=== TASK GOAL ===
Transcribe the lines below verbatim, skipping the images.

=== RECORD EXTRACTS ===
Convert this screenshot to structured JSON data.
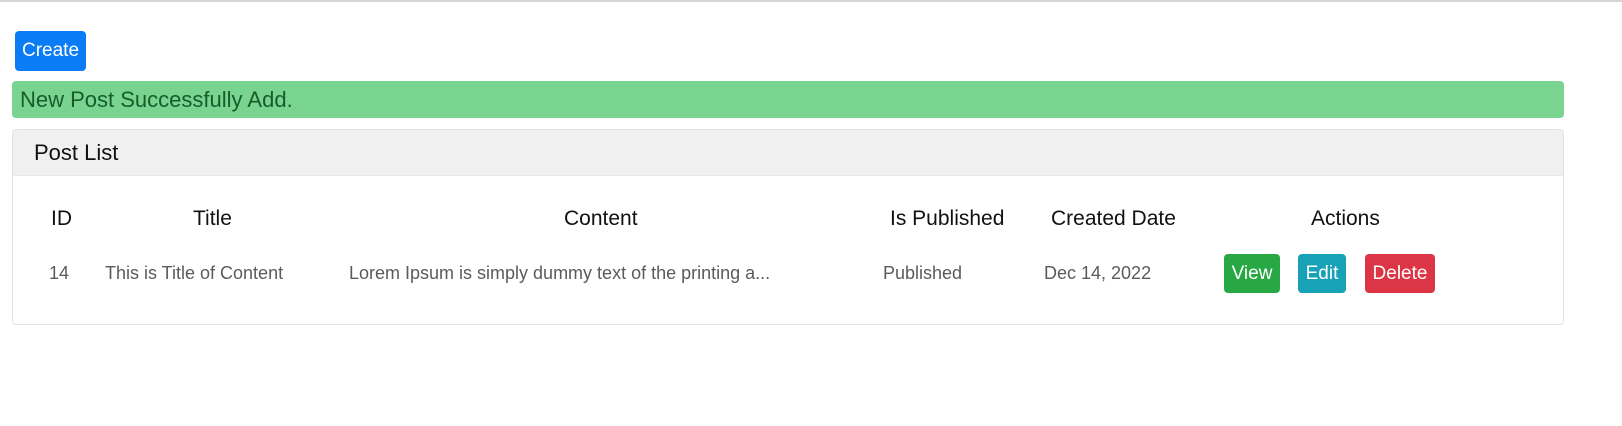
{
  "toolbar": {
    "create_label": "Create"
  },
  "alert": {
    "message": "New Post Successfully Add."
  },
  "card": {
    "title": "Post List"
  },
  "table": {
    "columns": [
      "ID",
      "Title",
      "Content",
      "Is Published",
      "Created Date",
      "Actions"
    ],
    "rows": [
      {
        "id": "14",
        "title": "This is Title of Content",
        "content": "Lorem Ipsum is simply dummy text of the printing a...",
        "is_published": "Published",
        "created_date": "Dec 14, 2022",
        "actions": {
          "view": "View",
          "edit": "Edit",
          "delete": "Delete"
        }
      }
    ]
  },
  "colors": {
    "primary": "#0a7cf5",
    "success_alert_bg": "#79d48f",
    "success_alert_text": "#175d2b",
    "view": "#28a745",
    "edit": "#17a2b8",
    "delete": "#dc3545"
  }
}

=== TASK RESPONSE ===
Convert this screenshot to structured JSON data.
{
  "toolbar": {
    "create_label": "Create"
  },
  "alert": {
    "message": "New Post Successfully Add."
  },
  "card": {
    "title": "Post List"
  },
  "table": {
    "columns": [
      "ID",
      "Title",
      "Content",
      "Is Published",
      "Created Date",
      "Actions"
    ],
    "rows": [
      {
        "id": "14",
        "title": "This is Title of Content",
        "content": "Lorem Ipsum is simply dummy text of the printing a...",
        "is_published": "Published",
        "created_date": "Dec 14, 2022",
        "actions": {
          "view": "View",
          "edit": "Edit",
          "delete": "Delete"
        }
      }
    ]
  },
  "colors": {
    "primary": "#0a7cf5",
    "success_alert_bg": "#79d48f",
    "success_alert_text": "#175d2b",
    "view": "#28a745",
    "edit": "#17a2b8",
    "delete": "#dc3545"
  }
}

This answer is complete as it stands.